Written exercise: Count how many lines of the data include "WEAR". The answer is that number and nothing else.

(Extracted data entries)

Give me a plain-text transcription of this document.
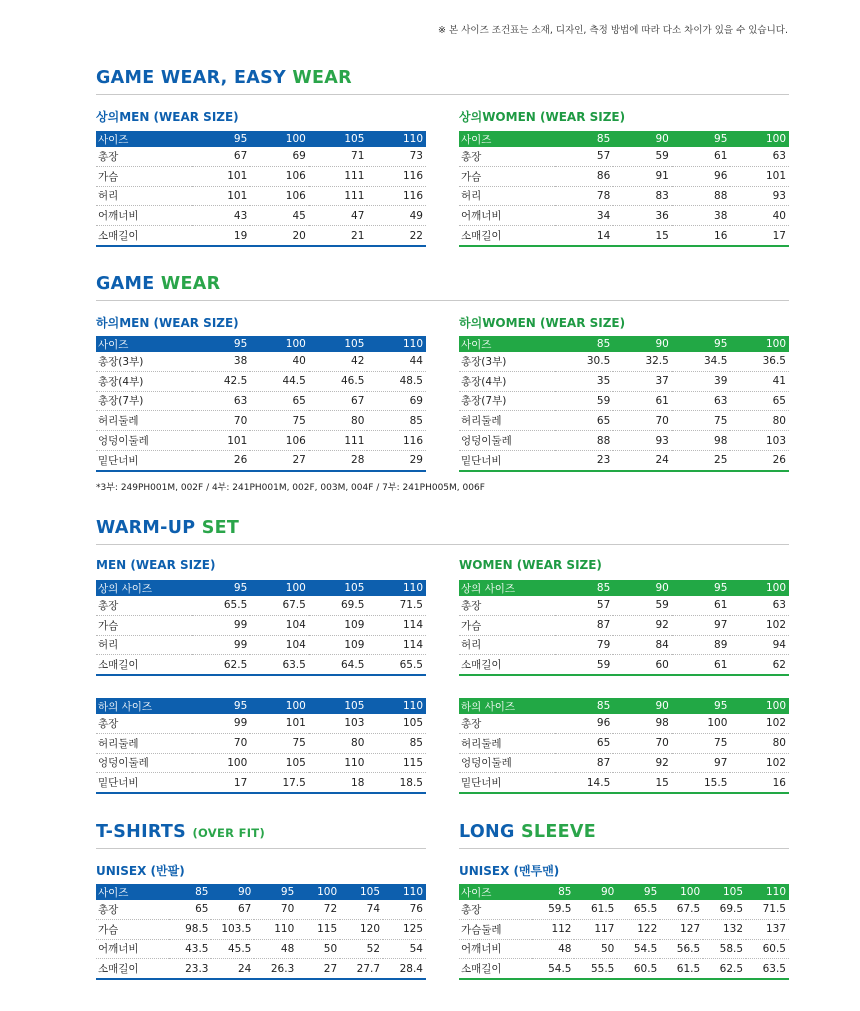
※ 본 사이즈 조건표는 소재, 디자인, 측정 방법에 따라 다소 차이가 있을 수 있습니다.
GAME WEAR, EASY WEAR
상의MEN (WEAR SIZE)	상의WOMEN (WEAR SIZE)
사이즈	95	100	105	110
총장	67	69	71	73
가슴	101	106	111	116
허리	101	106	111	116
어깨너비	43	45	47	49
소매길이	19	20	21	22
사이즈	85	90	95	100
총장	57	59	61	63
가슴	86	91	96	101
허리	78	83	88	93
어깨너비	34	36	38	40
소매길이	14	15	16	17
GAME WEAR
하의MEN (WEAR SIZE)	하의WOMEN (WEAR SIZE)
사이즈	95	100	105	110
총장(3부)	38	40	42	44
총장(4부)	42.5	44.5	46.5	48.5
총장(7부)	63	65	67	69
허리둘레	70	75	80	85
엉덩이둘레	101	106	111	116
밑단너비	26	27	28	29
사이즈	85	90	95	100
총장(3부)	30.5	32.5	34.5	36.5
총장(4부)	35	37	39	41
총장(7부)	59	61	63	65
허리둘레	65	70	75	80
엉덩이둘레	88	93	98	103
밑단너비	23	24	25	26
*3부: 249PH001M, 002F / 4부: 241PH001M, 002F, 003M, 004F / 7부: 241PH005M, 006F
WARM-UP SET
MEN (WEAR SIZE)	WOMEN (WEAR SIZE)
상의 사이즈	95	100	105	110
총장	65.5	67.5	69.5	71.5
가슴	99	104	109	114
허리	99	104	109	114
소매길이	62.5	63.5	64.5	65.5
상의 사이즈	85	90	95	100
총장	57	59	61	63
가슴	87	92	97	102
허리	79	84	89	94
소매길이	59	60	61	62
하의 사이즈	95	100	105	110
총장	99	101	103	105
허리둘레	70	75	80	85
엉덩이둘레	100	105	110	115
밑단너비	17	17.5	18	18.5
하의 사이즈	85	90	95	100
총장	96	98	100	102
허리둘레	65	70	75	80
엉덩이둘레	87	92	97	102
밑단너비	14.5	15	15.5	16
T-SHIRTS (OVER FIT)	LONG SLEEVE
UNISEX (반팔)	UNISEX (맨투맨)
사이즈	85	90	95	100	105	110
총장	65	67	70	72	74	76
가슴	98.5	103.5	110	115	120	125
어깨너비	43.5	45.5	48	50	52	54
소매길이	23.3	24	26.3	27	27.7	28.4
사이즈	85	90	95	100	105	110
총장	59.5	61.5	65.5	67.5	69.5	71.5
가슴둘레	112	117	122	127	132	137
어깨너비	48	50	54.5	56.5	58.5	60.5
소매길이	54.5	55.5	60.5	61.5	62.5	63.5
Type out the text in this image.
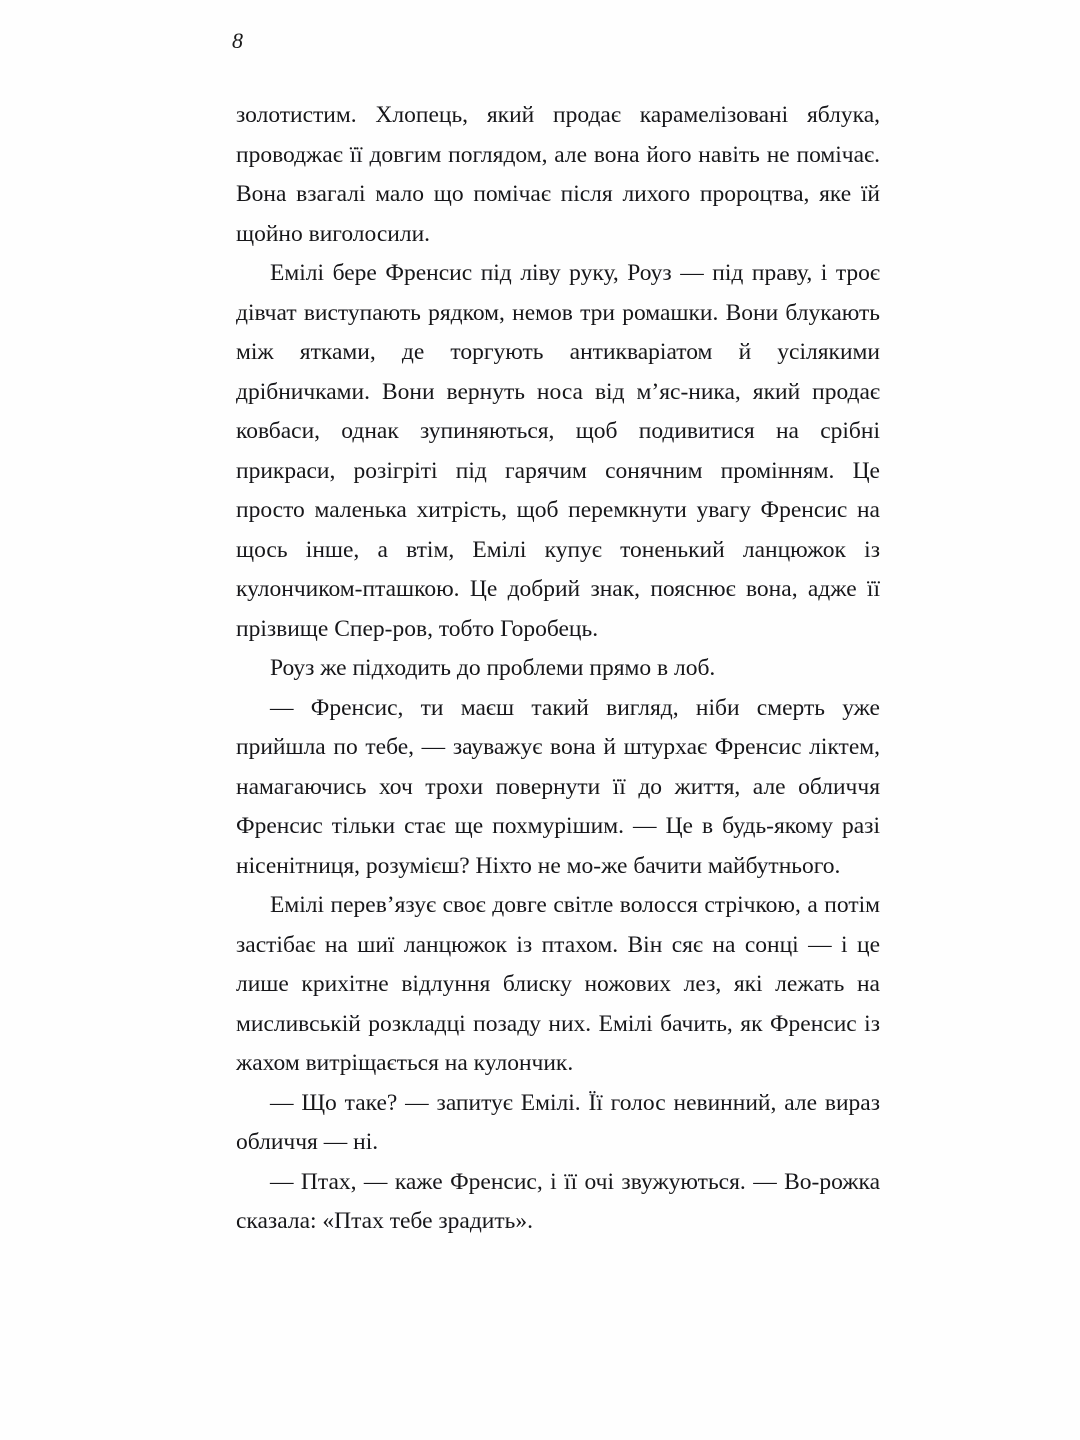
8

золотистим. Хлопець, який продає карамелізовані яблука, проводжає її довгим поглядом, але вона його навіть не помічає. Вона взагалі мало що помічає після лихого пророцтва, яке їй щойно виголосили.

Емілі бере Френсис під ліву руку, Роуз — під праву, і троє дівчат виступають рядком, немов три ромашки. Вони блукають між ятками, де торгують антикваріатом й усілякими дрібничками. Вони вернуть носа від м’яс-ника, який продає ковбаси, однак зупиняються, щоб подивитися на срібні прикраси, розігріті під гарячим сонячним промінням. Це просто маленька хитрість, щоб перемкнути увагу Френсис на щось інше, а втім, Емілі купує тоненький ланцюжок із кулончиком-пташкою. Це добрий знак, пояснює вона, адже її прізвище Спер-ров, тобто Горобець.

Роуз же підходить до проблеми прямо в лоб.

— Френсис, ти маєш такий вигляд, ніби смерть уже прийшла по тебе, — зауважує вона й штурхає Френсис ліктем, намагаючись хоч трохи повернути її до життя, але обличчя Френсис тільки стає ще похмурішим. — Це в будь-якому разі нісенітниця, розумієш? Ніхто не мо-же бачити майбутнього.

Емілі перев’язує своє довге світле волосся стрічкою, а потім застібає на шиї ланцюжок із птахом. Він сяє на сонці — і це лише крихітне відлуння блиску ножових лез, які лежать на мисливській розкладці позаду них. Емілі бачить, як Френсис із жахом витріщається на кулончик.

— Що таке? — запитує Емілі. Її голос невинний, але вираз обличчя — ні.

— Птах, — каже Френсис, і її очі звужуються. — Во-рожка сказала: «Птах тебе зрадить».
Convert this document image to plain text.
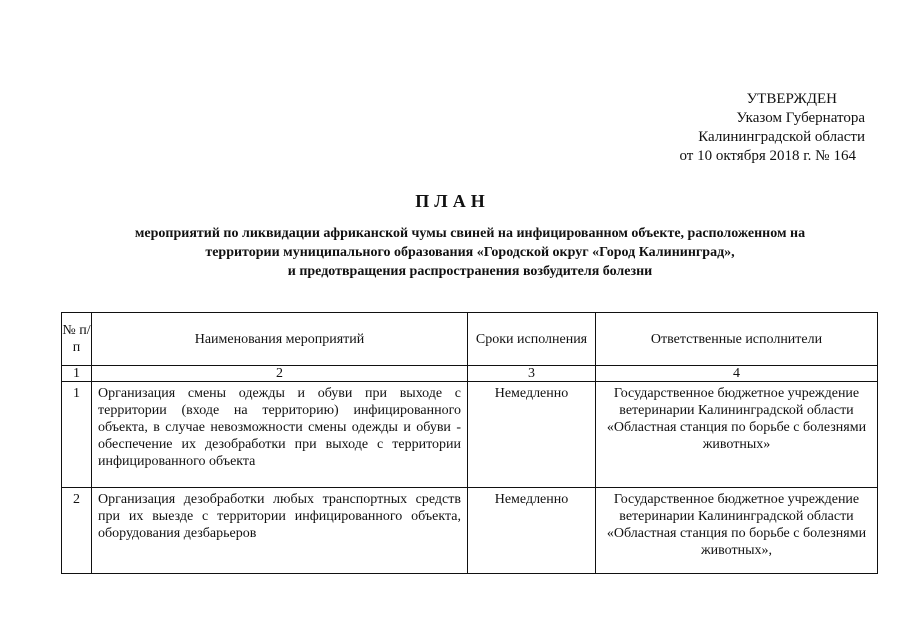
УТВЕРЖДЕН
Указом Губернатора
Калининградской области
от 10 октября 2018 г. № 164
ПЛАН
мероприятий по ликвидации африканской чумы свиней на инфицированном объекте, расположенном на
территории муниципального образования «Городской округ «Город Калининград»,
и предотвращения распространения возбудителя болезни
№ п/п	Наименования мероприятий	Сроки исполнения	Ответственные исполнители
1	2	3	4
1	Организация смены одежды и обуви при выходе с территории (входе на территорию) инфицированного объекта, в случае невозможности смены одежды и обуви - обеспечение их дезобработки при выходе с территории инфицированного объекта	Немедленно	Государственное бюджетное учреждение ветеринарии Калининградской области «Областная станция по борьбе с болезнями животных»
2	Организация дезобработки любых транспортных средств при их выезде с территории инфицированного объекта, оборудования дезбарьеров	Немедленно	Государственное бюджетное учреждение ветеринарии Калининградской области «Областная станция по борьбе с болезнями животных»,
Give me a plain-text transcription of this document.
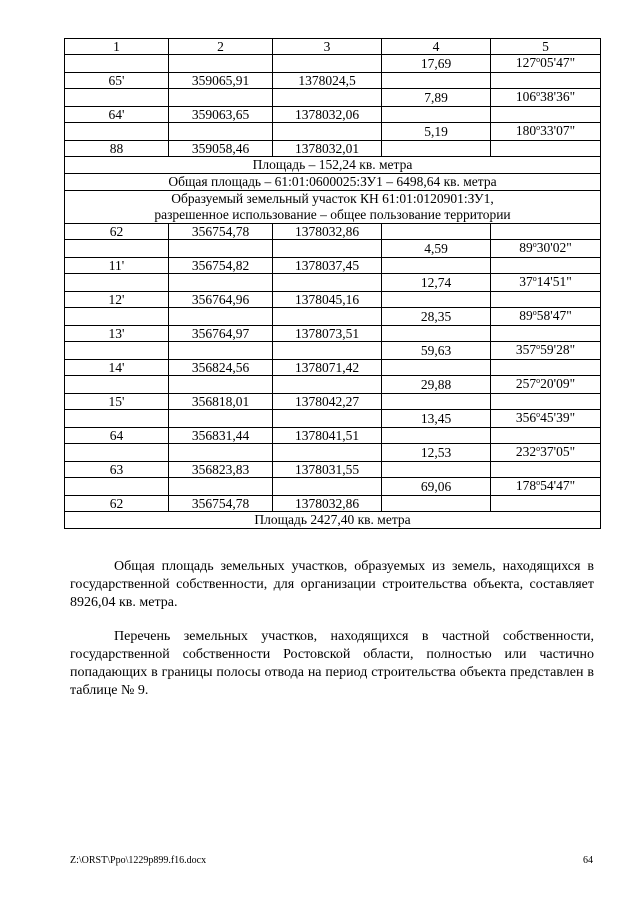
1	2	3	4	5
			17,69	127$^o$05'47"
65'	359065,91	1378024,5		
			7,89	106$^o$38'36"
64'	359063,65	1378032,06		
			5,19	180$^o$33'07"
88	359058,46	1378032,01		
Площадь – 152,24 кв. метра				
Общая площадь – 61:01:0600025:ЗУ1 – 6498,64 кв. метра				

Образуемый земельный участок КН 61:01:0120901:ЗУ1,
разрешенное использование – общее пользование территории				

62	356754,78	1378032,86		
			4,59	89$^o$30'02"
11'	356754,82	1378037,45		
			12,74	37$^o$14'51"
12'	356764,96	1378045,16		
			28,35	89$^o$58'47"
13'	356764,97	1378073,51		
			59,63	357$^o$59'28"
14'	356824,56	1378071,42		
			29,88	257$^o$20'09"
15'	356818,01	1378042,27		
			13,45	356$^o$45'39"
64	356831,44	1378041,51		
			12,53	232$^o$37'05"
63	356823,83	1378031,55		
			69,06	178$^o$54'47"
62	356754,78	1378032,86		
Площадь 2427,40 кв. метра				

Общая площадь земельных участков, образуемых из земель, находящихся в государственной собственности, для организации строительства объекта, составляет 8926,04 кв. метра.

Перечень земельных участков, находящихся в частной собственности, государственной собственности Ростовской области, полностью или частично попадающих в границы полосы отвода на период строительства объекта представлен в таблице № 9.

Z:\ORST\Ppo\1229p899.f16.docx	64
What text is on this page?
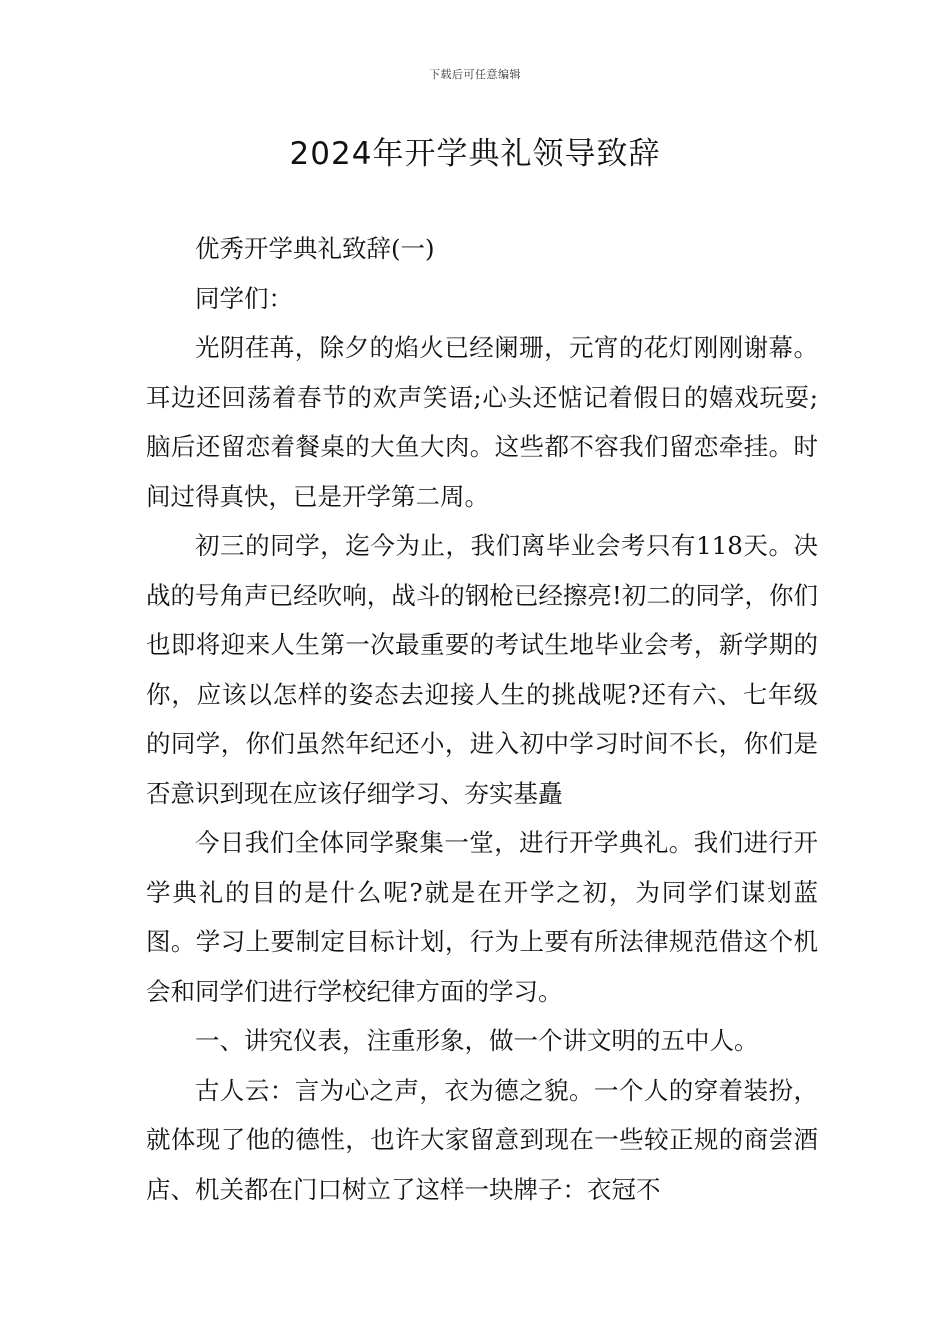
下载后可任意编辑
2024年开学典礼领导致辞

优秀开学典礼致辞(一)

同学们：

光阴荏苒，除夕的焰火已经阑珊，元宵的花灯刚刚谢幕。耳边还回荡着春节的欢声笑语;心头还惦记着假日的嬉戏玩耍;脑后还留恋着餐桌的大鱼大肉。这些都不容我们留恋牵挂。时间过得真快，已是开学第二周。

初三的同学，迄今为止，我们离毕业会考只有118天。决战的号角声已经吹响，战斗的钢枪已经擦亮!初二的同学，你们也即将迎来人生第一次最重要的考试生地毕业会考，新学期的你，应该以怎样的姿态去迎接人生的挑战呢?还有六、七年级的同学，你们虽然年纪还小，进入初中学习时间不长，你们是否意识到现在应该仔细学习、夯实基矗

今日我们全体同学聚集一堂，进行开学典礼。我们进行开学典礼的目的是什么呢?就是在开学之初，为同学们谋划蓝图。学习上要制定目标计划，行为上要有所法律规范借这个机会和同学们进行学校纪律方面的学习。

一、讲究仪表，注重形象，做一个讲文明的五中人。

古人云：言为心之声，衣为德之貌。一个人的穿着装扮，就体现了他的德性，也许大家留意到现在一些较正规的商尝酒店、机关都在门口树立了这样一块牌子：衣冠不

Exercise answer: 5